Your task is to reproduce the material exactly.
╭──
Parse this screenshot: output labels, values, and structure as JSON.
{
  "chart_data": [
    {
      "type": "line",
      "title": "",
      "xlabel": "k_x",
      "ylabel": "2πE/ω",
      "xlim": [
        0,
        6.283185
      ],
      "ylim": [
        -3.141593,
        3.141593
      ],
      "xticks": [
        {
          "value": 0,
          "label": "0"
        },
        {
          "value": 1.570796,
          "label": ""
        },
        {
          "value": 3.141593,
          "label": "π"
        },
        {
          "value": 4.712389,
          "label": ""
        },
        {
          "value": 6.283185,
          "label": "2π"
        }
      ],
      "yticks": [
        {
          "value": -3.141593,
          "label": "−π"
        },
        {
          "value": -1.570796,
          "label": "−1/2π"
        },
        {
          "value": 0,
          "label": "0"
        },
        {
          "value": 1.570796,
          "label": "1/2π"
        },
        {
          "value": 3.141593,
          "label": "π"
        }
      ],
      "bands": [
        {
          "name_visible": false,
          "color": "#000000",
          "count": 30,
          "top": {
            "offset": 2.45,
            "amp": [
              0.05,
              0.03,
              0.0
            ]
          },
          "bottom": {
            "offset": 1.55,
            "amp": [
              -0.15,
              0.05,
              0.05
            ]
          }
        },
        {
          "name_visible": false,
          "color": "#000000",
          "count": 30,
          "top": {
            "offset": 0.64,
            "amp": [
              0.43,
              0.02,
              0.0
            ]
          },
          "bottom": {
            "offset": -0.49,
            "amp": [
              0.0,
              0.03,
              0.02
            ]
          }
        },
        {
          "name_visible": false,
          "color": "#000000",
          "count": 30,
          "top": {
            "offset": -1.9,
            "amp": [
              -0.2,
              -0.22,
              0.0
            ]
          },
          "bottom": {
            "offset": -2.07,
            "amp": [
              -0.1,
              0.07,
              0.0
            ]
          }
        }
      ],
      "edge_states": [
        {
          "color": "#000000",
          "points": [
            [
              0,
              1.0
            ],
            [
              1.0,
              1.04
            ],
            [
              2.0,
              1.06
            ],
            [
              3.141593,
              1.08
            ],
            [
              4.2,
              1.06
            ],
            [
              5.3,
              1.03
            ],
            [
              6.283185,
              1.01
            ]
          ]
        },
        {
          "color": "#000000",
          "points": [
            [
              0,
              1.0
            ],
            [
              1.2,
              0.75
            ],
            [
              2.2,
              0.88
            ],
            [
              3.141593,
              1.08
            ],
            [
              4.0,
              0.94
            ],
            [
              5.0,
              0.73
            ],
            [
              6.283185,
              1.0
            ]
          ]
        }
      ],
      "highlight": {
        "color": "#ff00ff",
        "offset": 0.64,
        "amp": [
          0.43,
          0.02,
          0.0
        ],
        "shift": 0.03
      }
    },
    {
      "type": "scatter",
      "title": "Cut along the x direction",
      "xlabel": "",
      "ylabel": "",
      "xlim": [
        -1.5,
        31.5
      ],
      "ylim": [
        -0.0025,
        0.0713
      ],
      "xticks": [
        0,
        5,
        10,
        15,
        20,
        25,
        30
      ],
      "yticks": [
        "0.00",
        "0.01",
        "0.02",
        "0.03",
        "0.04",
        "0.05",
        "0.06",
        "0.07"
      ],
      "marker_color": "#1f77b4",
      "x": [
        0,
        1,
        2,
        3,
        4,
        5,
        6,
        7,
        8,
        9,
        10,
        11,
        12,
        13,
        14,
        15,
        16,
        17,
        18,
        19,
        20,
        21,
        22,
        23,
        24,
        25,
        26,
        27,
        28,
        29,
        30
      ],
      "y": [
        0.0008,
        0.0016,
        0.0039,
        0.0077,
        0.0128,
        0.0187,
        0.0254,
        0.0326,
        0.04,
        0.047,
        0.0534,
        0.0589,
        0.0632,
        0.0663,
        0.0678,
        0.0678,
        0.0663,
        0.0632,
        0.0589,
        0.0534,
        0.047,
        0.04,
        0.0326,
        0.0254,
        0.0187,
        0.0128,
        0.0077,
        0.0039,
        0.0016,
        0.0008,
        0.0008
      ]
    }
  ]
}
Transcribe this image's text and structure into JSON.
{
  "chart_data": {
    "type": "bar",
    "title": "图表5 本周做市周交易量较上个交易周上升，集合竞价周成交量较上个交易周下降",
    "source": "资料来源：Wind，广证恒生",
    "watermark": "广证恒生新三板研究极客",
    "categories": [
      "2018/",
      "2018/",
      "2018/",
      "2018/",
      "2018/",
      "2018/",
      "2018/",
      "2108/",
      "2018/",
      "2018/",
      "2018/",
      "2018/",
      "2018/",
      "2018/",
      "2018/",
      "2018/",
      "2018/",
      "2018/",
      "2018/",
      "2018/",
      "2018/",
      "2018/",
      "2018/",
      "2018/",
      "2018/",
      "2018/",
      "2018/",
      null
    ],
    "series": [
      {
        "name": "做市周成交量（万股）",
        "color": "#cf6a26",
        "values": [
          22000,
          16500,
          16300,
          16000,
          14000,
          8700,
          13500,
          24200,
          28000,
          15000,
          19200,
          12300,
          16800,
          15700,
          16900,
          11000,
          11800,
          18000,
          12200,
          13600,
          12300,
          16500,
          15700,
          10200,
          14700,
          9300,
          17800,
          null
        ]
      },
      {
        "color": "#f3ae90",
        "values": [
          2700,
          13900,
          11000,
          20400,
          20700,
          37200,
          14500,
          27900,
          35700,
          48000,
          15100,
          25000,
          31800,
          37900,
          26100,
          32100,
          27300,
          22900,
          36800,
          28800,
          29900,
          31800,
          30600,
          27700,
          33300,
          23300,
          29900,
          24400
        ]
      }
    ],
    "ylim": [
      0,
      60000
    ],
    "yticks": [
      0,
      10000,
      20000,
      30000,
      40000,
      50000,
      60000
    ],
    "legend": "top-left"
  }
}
╰──
### [Answer below]
Parse this screenshot: output labels, values, and structure as JSON.
{
  "chart_data": [
    {
      "type": "line",
      "title": "",
      "xlabel": "k_x",
      "ylabel": "2πE/ω",
      "xlim": [
        0,
        6.283185
      ],
      "ylim": [
        -3.141593,
        3.141593
      ],
      "xticks": [
        {
          "value": 0,
          "label": "0"
        },
        {
          "value": 1.570796,
          "label": ""
        },
        {
          "value": 3.141593,
          "label": "π"
        },
        {
          "value": 4.712389,
          "label": ""
        },
        {
          "value": 6.283185,
          "label": "2π"
        }
      ],
      "yticks": [
        {
          "value": -3.141593,
          "label": "−π"
        },
        {
          "value": -1.570796,
          "label": "−1/2π"
        },
        {
          "value": 0,
          "label": "0"
        },
        {
          "value": 1.570796,
          "label": "1/2π"
        },
        {
          "value": 3.141593,
          "label": "π"
        }
      ],
      "bands": [
        {
          "name_visible": false,
          "color": "#000000",
          "count": 30,
          "top": {
            "offset": 2.45,
            "amp": [
              0.05,
              0.03,
              0.0
            ]
          },
          "bottom": {
            "offset": 1.55,
            "amp": [
              -0.15,
              0.05,
              0.05
            ]
          }
        },
        {
          "name_visible": false,
          "color": "#000000",
          "count": 30,
          "top": {
            "offset": 0.64,
            "amp": [
              0.43,
              0.02,
              0.0
            ]
          },
          "bottom": {
            "offset": -0.49,
            "amp": [
              0.0,
              0.03,
              0.02
            ]
          }
        },
        {
          "name_visible": false,
          "color": "#000000",
          "count": 30,
          "top": {
            "offset": -1.9,
            "amp": [
              -0.2,
              -0.22,
              0.0
            ]
          },
          "bottom": {
            "offset": -2.07,
            "amp": [
              -0.1,
              0.07,
              0.0
            ]
          }
        }
      ],
      "edge_states": [
        {
          "color": "#000000",
          "points": [
            [
              0,
              1.0
            ],
            [
              1.0,
              1.04
            ],
            [
              2.0,
              1.06
            ],
            [
              3.141593,
              1.08
            ],
            [
              4.2,
              1.06
            ],
            [
              5.3,
              1.03
            ],
            [
              6.283185,
              1.01
            ]
          ]
        },
        {
          "color": "#000000",
          "points": [
            [
              0,
              1.0
            ],
            [
              1.2,
              0.75
            ],
            [
              2.2,
              0.88
            ],
            [
              3.141593,
              1.08
            ],
            [
              4.0,
              0.94
            ],
            [
              5.0,
              0.73
            ],
            [
              6.283185,
              1.0
            ]
          ]
        }
      ],
      "highlight": {
        "color": "#ff00ff",
        "offset": 0.64,
        "amp": [
          0.43,
          0.02,
          0.0
        ],
        "shift": 0.03
      }
    },
    {
      "type": "scatter",
      "title": "Cut along the x direction",
      "xlabel": "",
      "ylabel": "",
      "xlim": [
        -1.5,
        31.5
      ],
      "ylim": [
        -0.0025,
        0.0713
      ],
      "xticks": [
        0,
        5,
        10,
        15,
        20,
        25,
        30
      ],
      "yticks": [
        "0.00",
        "0.01",
        "0.02",
        "0.03",
        "0.04",
        "0.05",
        "0.06",
        "0.07"
      ],
      "marker_color": "#1f77b4",
      "x": [
        0,
        1,
        2,
        3,
        4,
        5,
        6,
        7,
        8,
        9,
        10,
        11,
        12,
        13,
        14,
        15,
        16,
        17,
        18,
        19,
        20,
        21,
        22,
        23,
        24,
        25,
        26,
        27,
        28,
        29,
        30
      ],
      "y": [
        0.0008,
        0.0016,
        0.0039,
        0.0077,
        0.0128,
        0.0187,
        0.0254,
        0.0326,
        0.04,
        0.047,
        0.0534,
        0.0589,
        0.0632,
        0.0663,
        0.0678,
        0.0678,
        0.0663,
        0.0632,
        0.0589,
        0.0534,
        0.047,
        0.04,
        0.0326,
        0.0254,
        0.0187,
        0.0128,
        0.0077,
        0.0039,
        0.0016,
        0.0008,
        0.0008
      ]
    }
  ]
}
Transcribe this image's text and structure into JSON.
{
  "chart_data": {
    "type": "bar",
    "title": "图表5 本周做市周交易量较上个交易周上升，集合竞价周成交量较上个交易周下降",
    "source": "资料来源：Wind，广证恒生",
    "watermark": "广证恒生新三板研究极客",
    "categories": [
      "2018/",
      "2018/",
      "2018/",
      "2018/",
      "2018/",
      "2018/",
      "2018/",
      "2108/",
      "2018/",
      "2018/",
      "2018/",
      "2018/",
      "2018/",
      "2018/",
      "2018/",
      "2018/",
      "2018/",
      "2018/",
      "2018/",
      "2018/",
      "2018/",
      "2018/",
      "2018/",
      "2018/",
      "2018/",
      "2018/",
      "2018/",
      null
    ],
    "series": [
      {
        "name": "做市周成交量（万股）",
        "color": "#cf6a26",
        "values": [
          22000,
          16500,
          16300,
          16000,
          14000,
          8700,
          13500,
          24200,
          28000,
          15000,
          19200,
          12300,
          16800,
          15700,
          16900,
          11000,
          11800,
          18000,
          12200,
          13600,
          12300,
          16500,
          15700,
          10200,
          14700,
          9300,
          17800,
          null
        ]
      },
      {
        "color": "#f3ae90",
        "values": [
          2700,
          13900,
          11000,
          20400,
          20700,
          37200,
          14500,
          27900,
          35700,
          48000,
          15100,
          25000,
          31800,
          37900,
          26100,
          32100,
          27300,
          22900,
          36800,
          28800,
          29900,
          31800,
          30600,
          27700,
          33300,
          23300,
          29900,
          24400
        ]
      }
    ],
    "ylim": [
      0,
      60000
    ],
    "yticks": [
      0,
      10000,
      20000,
      30000,
      40000,
      50000,
      60000
    ],
    "legend": "top-left"
  }
}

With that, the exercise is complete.